提示された抜粋 -

---

Project Euler 9

Haskell

素直に書くととても遅い。



n = 1000

m = div n 2

is_right_angle (a, b, c) = a * a + b * b == c * c

product_t (a, b, c) = a * b * c

triplets = [ (a, b, c) | a <- [ 1..m ], b <- [ 1..m ], c <- [ 1..m ],

            a + b + c == n && a < b && b < c ]

main = print(map product_t (filter is_right_angle triplets))

直積をタプルのリストで表現して、タプルの要素を取り出すのは、



product_t (a, b, c) = a * b * c


はじめから和が1000になるような組を出すと速くなる。1000を2つ和に分割して、さらに一方を分割する。



n = 1000

is_right_angle (a:b:c:[]) = a * a + b * b == c * c
 -- nをm個のl以上の和に分割する

divide n m l | n < l  = []

             | m == 1 = [ [n] ]

divide n m l = foldr (++) [] [ f p n m | p <- [ l..(div n m) ] ]

f p n m = map (\x -> [p] ++ x) (divide (n - p) (m - 1) (p + 1))
main = print(map product (filter is_right_angle (divide n 3 1)))

タプルではなく、リストにすると再帰が使える。


本当は、ピタゴラス数の生成の公式を使うと速い。



n = 1000000
divisors n = [ d | d <- [1..n], mod n d == 0 ]

divide n 2 = [ [d, div n d] | d <- divisors n ]

divide n m = foldl (++) []

    (map (\(p:ps) -> [ [d, div p d] ++ ps | d <- divisors p ])

    (divide n (m - 1)))
is_valid (l:m:mn:[]) = mod mn 2 == 1

            && m < mn && mn < m * 2 && (gcd m mn) == 1

mult (l:m:mn:[]) = 2 * l^3 * (m^4 - (mn - m)^4) * m * (mn - m)

main = print(map mult (filter is_valid (divide (div n 2) 3)))

コードは長くなるが、素因数分解を使うとさらに速い。



n = 1000000

m = div n 2

primes = 2:[3,5..]
div_pow n p | mod n p /= 0 = (n, 0)

            | otherwise    = (\(n, e) -> (n, e + 1)) (div_pow (div n p) p)
factorize n (p:ps) | n == 1         = []

                   | n < p * p      = [ (n, 1) ]

                   | mod n p == 0   = (\(p:ps) (n, e) -> (p, e) :

                            (factorize n ps)) (p:ps) (div_pow n p)

                   | n > 0          = factorize n ps
div_f f [] = f

div_f ((p1,e1):f1) ((p2,e2):f2)

---

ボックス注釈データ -
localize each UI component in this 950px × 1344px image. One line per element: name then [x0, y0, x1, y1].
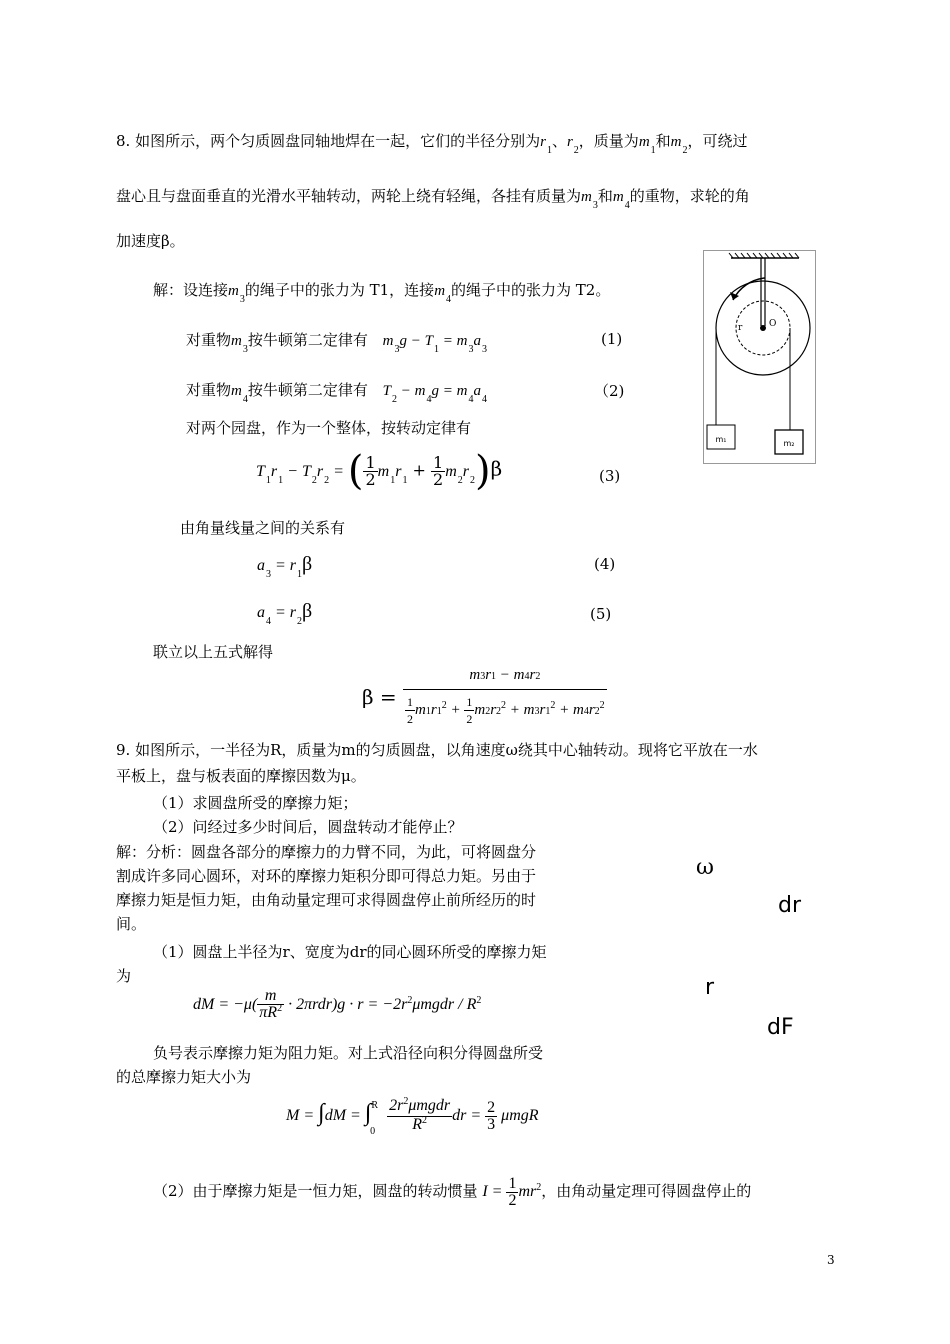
- eq2-number: （2): [594, 382, 625, 400]
- p9-analysis-3: 摩擦力矩是恒力矩，由角动量定理可求得圆盘停止前所经历的时: [116, 891, 537, 909]
- text: 按牛顿第二定律有: [247, 381, 368, 399]
- text: 盘心且与盘面垂直的光滑水平轴转动，两轮上绕有轻绳，各挂有质量为: [116, 187, 582, 205]
- relation-text: 由角量线量之间的关系有: [180, 519, 346, 537]
- text: 按牛顿第二定律有: [247, 331, 368, 349]
- text: 对重物: [186, 331, 232, 349]
- text: 的重物，求轮的角: [629, 187, 750, 205]
- p9-analysis-1: 解：分析：圆盘各部分的摩擦力的力臂不同，为此，可将圆盘分: [116, 843, 537, 861]
- page-number: 3: [827, 1253, 835, 1267]
- p9-question1: （1）求圆盘所受的摩擦力矩；: [153, 794, 358, 812]
- eq1-line: [186, 330, 487, 353]
- text: 和: [597, 187, 613, 205]
- text: 解：设连接: [153, 281, 229, 299]
- beta-solution-formula: β = m3r1 − m4r2 $\frac{1}{2}$ $m1r1^2$ + $\frac{1}{2}$ $m2r2^2 + m3r1^2 + m4r2^2$: [362, 667, 605, 726]
- p8-solution-intro: [153, 280, 610, 303]
- p9-part2: （2）由于摩擦力矩是一恒力矩，圆盘的转动惯量 I = $\frac{1}{2}$ $mr^2$，由角动量定理可得圆盘停止的: [153, 1175, 752, 1209]
- m3-symbol: $m_3$: [581, 189, 598, 211]
- fig-dr-label: dr: [778, 893, 802, 918]
- eq1-number: (1): [601, 330, 623, 348]
- fig-omega-label: ω: [696, 855, 714, 880]
- m2-symbol: $m_2$: [670, 134, 688, 156]
- p9-analysis-4: 间。: [116, 915, 147, 933]
- m4-symbol: $m_4$: [231, 383, 248, 405]
- text: 8. 如图所示，两个匀质圆盘同轴地焊在一起，它们的半径分别为: [116, 132, 541, 150]
- r-label: r: [738, 323, 743, 333]
- solve-text: 联立以上五式解得: [153, 643, 274, 661]
- M-integral-formula: M = ∫dM = ∫$^R_0$ $\frac{2r^2\mu mgdr}{R^2}$ dr = $\frac{2}{3}$ μmgR: [286, 1096, 539, 1138]
- eq4-number: (4): [594, 555, 616, 573]
- eq1-formula: $m_3g - T_1 = m_3a_3$: [382, 333, 487, 355]
- eq4-formula: $a_3 = r_1\beta$: [257, 553, 313, 580]
- text: 的绳子中的张力为 T1，连接: [244, 281, 435, 299]
- r2-symbol: $r_2$: [566, 134, 579, 156]
- text: （2）由于摩擦力矩是一恒力矩，圆盘的转动惯量: [153, 1182, 478, 1201]
- eq3-intro: 对两个园盘，作为一个整体，按转动定律有: [186, 419, 472, 437]
- eq5-formula: $a_4 = r_2\beta$: [257, 600, 313, 627]
- fig-dF-label: dF: [767, 1015, 794, 1040]
- m4-symbol: $m_4$: [612, 189, 630, 211]
- p9-line1: 9. 如图所示，一半径为R，质量为m的匀质圆盘，以角速度ω绕其中心轴转动。现将它平放在一水: [116, 741, 758, 759]
- eq3-formula: $T_1r_1 - T_2r_2$ = ( $\frac{1}{2}$ $m_1r_1$ + $\frac{1}{2}$ $m_2r_2)\beta$: [256, 448, 503, 494]
- m3-symbol: $m_3$: [228, 283, 245, 305]
- text: 和: [655, 132, 671, 150]
- pulley-figure: [703, 250, 816, 464]
- text: 的绳子中的张力为 T2。: [451, 281, 611, 299]
- eq2-line: [186, 380, 487, 403]
- m3-symbol: $m_3$: [231, 333, 248, 355]
- mass-right-label: m₂: [783, 439, 795, 448]
- p9-line2: 平板上，盘与板表面的摩擦因数为μ。: [116, 767, 366, 785]
- p9-analysis-2: 割成许多同心圆环，对环的摩擦力矩积分即可得总力矩。另由于: [116, 867, 537, 885]
- text: 、: [551, 132, 567, 150]
- p9-part1-b: 为: [116, 967, 132, 985]
- p8-line3: 加速度β。: [116, 232, 185, 250]
- p9-neg-2: 的总摩擦力矩大小为: [116, 1068, 252, 1086]
- p9-part1-a: （1）圆盘上半径为r、宽度为dr的同心圆环所受的摩擦力矩: [153, 943, 547, 961]
- p8-line2: [116, 186, 750, 209]
- m1-symbol: $m_1$: [638, 134, 656, 156]
- p9-question2: （2）问经过多少时间后，圆盘转动才能停止？: [153, 818, 463, 836]
- p8-line1: [116, 131, 748, 154]
- dM-formula: dM = −μ( $\frac{m}{\pi R^2}$ · $2\pi rdr)g \cdot r = -2r^2\mu mgdr / R^2$: [193, 987, 482, 1021]
- fig-r-label: r: [705, 975, 715, 1000]
- pulley-diagram: [703, 250, 816, 464]
- r1-symbol: $r_1$: [540, 134, 552, 156]
- m4-symbol: $m_4$: [434, 283, 452, 305]
- text: ，质量为: [578, 132, 639, 150]
- mass-left-label: m₁: [715, 435, 727, 444]
- eq2-formula: $T_2 - m_4g = m_4a_4$: [382, 383, 487, 405]
- text: ，由角动量定理可得圆盘停止的: [541, 1182, 752, 1201]
- eq3-number: (3): [599, 467, 621, 485]
- p9-neg-1: 负号表示摩擦力矩为阻力矩。对上式沿径向积分得圆盘所受: [153, 1044, 544, 1062]
- eq5-number: (5): [590, 605, 612, 623]
- text: ，可绕过: [687, 132, 748, 150]
- text: 对重物: [186, 381, 232, 399]
- o-label: O: [769, 319, 777, 329]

---

作業指示 -
(1) Project Euler 9 の本文によると、タプルではなくリストにすると何が使えるようになるか。
(2) エントリーのうち、「- eq2-number: （2): [594, 382, 625, 400]」を含む行から「- relation-text: 由角量线量之间的关系有: [180, 519, 346, 537]」を含む行まで（両端を含む）を、「牛顿」を「牛頓」に入れ替え、ほかは変えずに書き直せ。
本文とエントリーは互いに関係がない。

設問別の解答 -
(1) 再帰が使えるようになる。

(2)
- eq2-number: （2): [594, 382, 625, 400]
- p9-analysis-3: 摩擦力矩是恒力矩，由角动量定理可求得圆盘停止前所经历的时: [116, 891, 537, 909]
- text: 按牛頓第二定律有: [247, 381, 368, 399]
- text: 盘心且与盘面垂直的光滑水平轴转动，两轮上绕有轻绳，各挂有质量为: [116, 187, 582, 205]
- relation-text: 由角量线量之间的关系有: [180, 519, 346, 537]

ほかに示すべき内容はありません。